Listed records Block Start

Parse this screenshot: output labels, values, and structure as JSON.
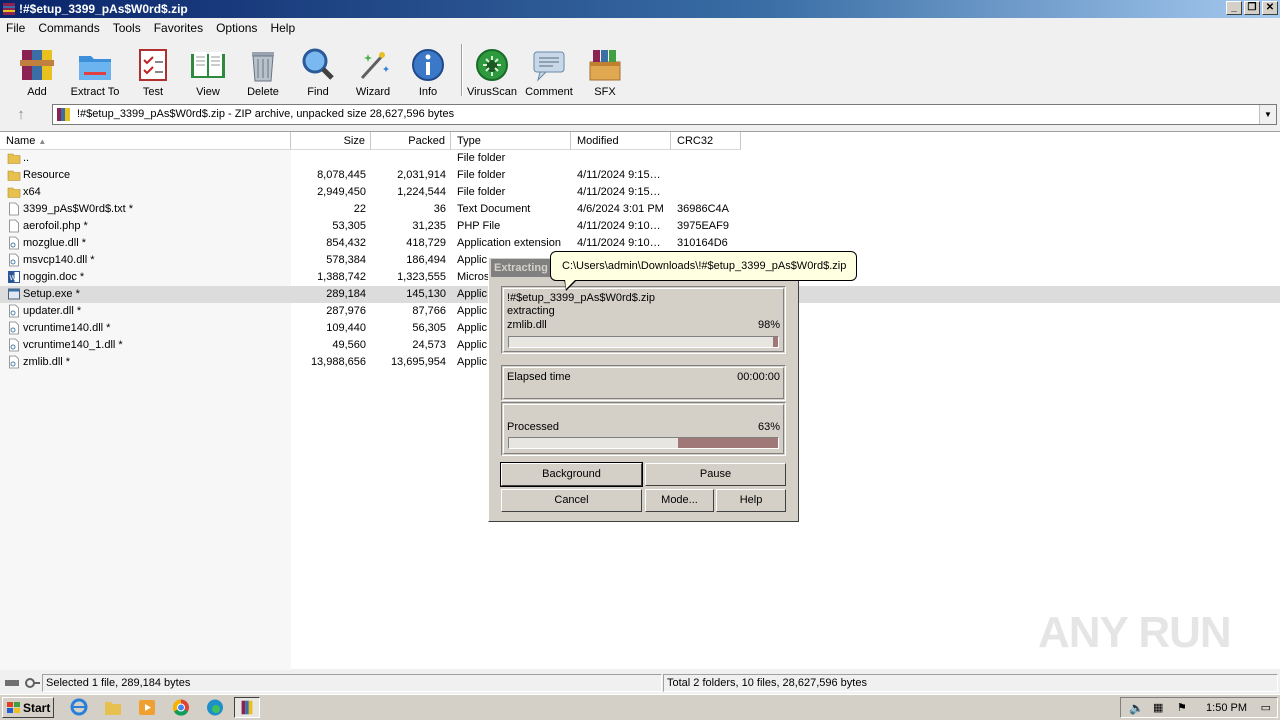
{
  "window": {
    "title": "!#$etup_3399_pAs$W0rd$.zip",
    "controls": [
      "_",
      "❐",
      "✕"
    ]
  },
  "menu": [
    "File",
    "Commands",
    "Tools",
    "Favorites",
    "Options",
    "Help"
  ],
  "toolbar": [
    {
      "label": "Add",
      "icon": "add-archive-icon"
    },
    {
      "label": "Extract To",
      "icon": "extract-folder-icon"
    },
    {
      "label": "Test",
      "icon": "test-checklist-icon"
    },
    {
      "label": "View",
      "icon": "view-book-icon"
    },
    {
      "label": "Delete",
      "icon": "trash-icon"
    },
    {
      "label": "Find",
      "icon": "magnifier-icon"
    },
    {
      "label": "Wizard",
      "icon": "wand-icon"
    },
    {
      "label": "Info",
      "icon": "info-icon"
    },
    {
      "label": "VirusScan",
      "icon": "virus-icon"
    },
    {
      "label": "Comment",
      "icon": "comment-icon"
    },
    {
      "label": "SFX",
      "icon": "sfx-box-icon"
    }
  ],
  "address": {
    "text": "!#$etup_3399_pAs$W0rd$.zip - ZIP archive, unpacked size 28,627,596 bytes"
  },
  "columns": [
    "Name",
    "Size",
    "Packed",
    "Type",
    "Modified",
    "CRC32"
  ],
  "files": [
    {
      "name": "..",
      "size": "",
      "packed": "",
      "type": "File folder",
      "modified": "",
      "crc": "",
      "icon": "folder"
    },
    {
      "name": "Resource",
      "size": "8,078,445",
      "packed": "2,031,914",
      "type": "File folder",
      "modified": "4/11/2024 9:15…",
      "crc": "",
      "icon": "folder"
    },
    {
      "name": "x64",
      "size": "2,949,450",
      "packed": "1,224,544",
      "type": "File folder",
      "modified": "4/11/2024 9:15…",
      "crc": "",
      "icon": "folder"
    },
    {
      "name": "3399_pAs$W0rd$.txt *",
      "size": "22",
      "packed": "36",
      "type": "Text Document",
      "modified": "4/6/2024 3:01 PM",
      "crc": "36986C4A",
      "icon": "doc"
    },
    {
      "name": "aerofoil.php *",
      "size": "53,305",
      "packed": "31,235",
      "type": "PHP File",
      "modified": "4/11/2024 9:10…",
      "crc": "3975EAF9",
      "icon": "doc"
    },
    {
      "name": "mozglue.dll *",
      "size": "854,432",
      "packed": "418,729",
      "type": "Application extension",
      "modified": "4/11/2024 9:10…",
      "crc": "310164D6",
      "icon": "dll"
    },
    {
      "name": "msvcp140.dll *",
      "size": "578,384",
      "packed": "186,494",
      "type": "Applic",
      "modified": "",
      "crc": "",
      "icon": "dll"
    },
    {
      "name": "noggin.doc *",
      "size": "1,388,742",
      "packed": "1,323,555",
      "type": "Micros",
      "modified": "",
      "crc": "",
      "icon": "word"
    },
    {
      "name": "Setup.exe *",
      "size": "289,184",
      "packed": "145,130",
      "type": "Applic",
      "modified": "",
      "crc": "",
      "icon": "exe",
      "selected": true
    },
    {
      "name": "updater.dll *",
      "size": "287,976",
      "packed": "87,766",
      "type": "Applic",
      "modified": "",
      "crc": "",
      "icon": "dll"
    },
    {
      "name": "vcruntime140.dll *",
      "size": "109,440",
      "packed": "56,305",
      "type": "Applic",
      "modified": "",
      "crc": "",
      "icon": "dll"
    },
    {
      "name": "vcruntime140_1.dll *",
      "size": "49,560",
      "packed": "24,573",
      "type": "Applic",
      "modified": "",
      "crc": "",
      "icon": "dll"
    },
    {
      "name": "zmlib.dll *",
      "size": "13,988,656",
      "packed": "13,695,954",
      "type": "Applic",
      "modified": "",
      "crc": "",
      "icon": "dll"
    }
  ],
  "status": {
    "left": "Selected 1 file, 289,184 bytes",
    "right": "Total 2 folders, 10 files, 28,627,596 bytes"
  },
  "taskbar": {
    "start": "Start",
    "clock": "1:50 PM",
    "apps": [
      "ie-icon",
      "explorer-icon",
      "media-player-icon",
      "chrome-icon",
      "edge-icon",
      "winrar-icon"
    ]
  },
  "dialog": {
    "title": "Extracting",
    "archive": "!#$etup_3399_pAs$W0rd$.zip",
    "action": "extracting",
    "current_file": "zmlib.dll",
    "file_percent_text": "98%",
    "file_progress": 0.98,
    "elapsed_label": "Elapsed time",
    "elapsed_value": "00:00:00",
    "processed_label": "Processed",
    "processed_percent_text": "63%",
    "processed_progress": 0.63,
    "buttons": {
      "background": "Background",
      "pause": "Pause",
      "cancel": "Cancel",
      "mode": "Mode...",
      "help": "Help"
    }
  },
  "tooltip": "C:\\Users\\admin\\Downloads\\!#$etup_3399_pAs$W0rd$.zip",
  "watermark": "ANY RUN",
  "colors": {
    "progress_fill": "#a07878",
    "selection": "#dcdcdc",
    "tooltip_bg": "#ffffe1"
  }
}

Listed records Block End

**Exercise prompt**:
Please write out all the data again word for word, but not the pictures.

**Exercise solution**:
Parse this screenshot: output labels, values, and structure as JSON.
{
  "window": {
    "title": "!#$etup_3399_pAs$W0rd$.zip",
    "controls": [
      "_",
      "❐",
      "✕"
    ]
  },
  "menu": [
    "File",
    "Commands",
    "Tools",
    "Favorites",
    "Options",
    "Help"
  ],
  "toolbar": [
    {
      "label": "Add",
      "icon": "add-archive-icon"
    },
    {
      "label": "Extract To",
      "icon": "extract-folder-icon"
    },
    {
      "label": "Test",
      "icon": "test-checklist-icon"
    },
    {
      "label": "View",
      "icon": "view-book-icon"
    },
    {
      "label": "Delete",
      "icon": "trash-icon"
    },
    {
      "label": "Find",
      "icon": "magnifier-icon"
    },
    {
      "label": "Wizard",
      "icon": "wand-icon"
    },
    {
      "label": "Info",
      "icon": "info-icon"
    },
    {
      "label": "VirusScan",
      "icon": "virus-icon"
    },
    {
      "label": "Comment",
      "icon": "comment-icon"
    },
    {
      "label": "SFX",
      "icon": "sfx-box-icon"
    }
  ],
  "address": {
    "text": "!#$etup_3399_pAs$W0rd$.zip - ZIP archive, unpacked size 28,627,596 bytes"
  },
  "columns": [
    "Name",
    "Size",
    "Packed",
    "Type",
    "Modified",
    "CRC32"
  ],
  "files": [
    {
      "name": "..",
      "size": "",
      "packed": "",
      "type": "File folder",
      "modified": "",
      "crc": "",
      "icon": "folder"
    },
    {
      "name": "Resource",
      "size": "8,078,445",
      "packed": "2,031,914",
      "type": "File folder",
      "modified": "4/11/2024 9:15…",
      "crc": "",
      "icon": "folder"
    },
    {
      "name": "x64",
      "size": "2,949,450",
      "packed": "1,224,544",
      "type": "File folder",
      "modified": "4/11/2024 9:15…",
      "crc": "",
      "icon": "folder"
    },
    {
      "name": "3399_pAs$W0rd$.txt *",
      "size": "22",
      "packed": "36",
      "type": "Text Document",
      "modified": "4/6/2024 3:01 PM",
      "crc": "36986C4A",
      "icon": "doc"
    },
    {
      "name": "aerofoil.php *",
      "size": "53,305",
      "packed": "31,235",
      "type": "PHP File",
      "modified": "4/11/2024 9:10…",
      "crc": "3975EAF9",
      "icon": "doc"
    },
    {
      "name": "mozglue.dll *",
      "size": "854,432",
      "packed": "418,729",
      "type": "Application extension",
      "modified": "4/11/2024 9:10…",
      "crc": "310164D6",
      "icon": "dll"
    },
    {
      "name": "msvcp140.dll *",
      "size": "578,384",
      "packed": "186,494",
      "type": "Applic",
      "modified": "",
      "crc": "",
      "icon": "dll"
    },
    {
      "name": "noggin.doc *",
      "size": "1,388,742",
      "packed": "1,323,555",
      "type": "Micros",
      "modified": "",
      "crc": "",
      "icon": "word"
    },
    {
      "name": "Setup.exe *",
      "size": "289,184",
      "packed": "145,130",
      "type": "Applic",
      "modified": "",
      "crc": "",
      "icon": "exe",
      "selected": true
    },
    {
      "name": "updater.dll *",
      "size": "287,976",
      "packed": "87,766",
      "type": "Applic",
      "modified": "",
      "crc": "",
      "icon": "dll"
    },
    {
      "name": "vcruntime140.dll *",
      "size": "109,440",
      "packed": "56,305",
      "type": "Applic",
      "modified": "",
      "crc": "",
      "icon": "dll"
    },
    {
      "name": "vcruntime140_1.dll *",
      "size": "49,560",
      "packed": "24,573",
      "type": "Applic",
      "modified": "",
      "crc": "",
      "icon": "dll"
    },
    {
      "name": "zmlib.dll *",
      "size": "13,988,656",
      "packed": "13,695,954",
      "type": "Applic",
      "modified": "",
      "crc": "",
      "icon": "dll"
    }
  ],
  "status": {
    "left": "Selected 1 file, 289,184 bytes",
    "right": "Total 2 folders, 10 files, 28,627,596 bytes"
  },
  "taskbar": {
    "start": "Start",
    "clock": "1:50 PM",
    "apps": [
      "ie-icon",
      "explorer-icon",
      "media-player-icon",
      "chrome-icon",
      "edge-icon",
      "winrar-icon"
    ]
  },
  "dialog": {
    "title": "Extracting",
    "archive": "!#$etup_3399_pAs$W0rd$.zip",
    "action": "extracting",
    "current_file": "zmlib.dll",
    "file_percent_text": "98%",
    "file_progress": 0.98,
    "elapsed_label": "Elapsed time",
    "elapsed_value": "00:00:00",
    "processed_label": "Processed",
    "processed_percent_text": "63%",
    "processed_progress": 0.63,
    "buttons": {
      "background": "Background",
      "pause": "Pause",
      "cancel": "Cancel",
      "mode": "Mode...",
      "help": "Help"
    }
  },
  "tooltip": "C:\\Users\\admin\\Downloads\\!#$etup_3399_pAs$W0rd$.zip",
  "watermark": "ANY RUN",
  "colors": {
    "progress_fill": "#a07878",
    "selection": "#dcdcdc",
    "tooltip_bg": "#ffffe1"
  }
}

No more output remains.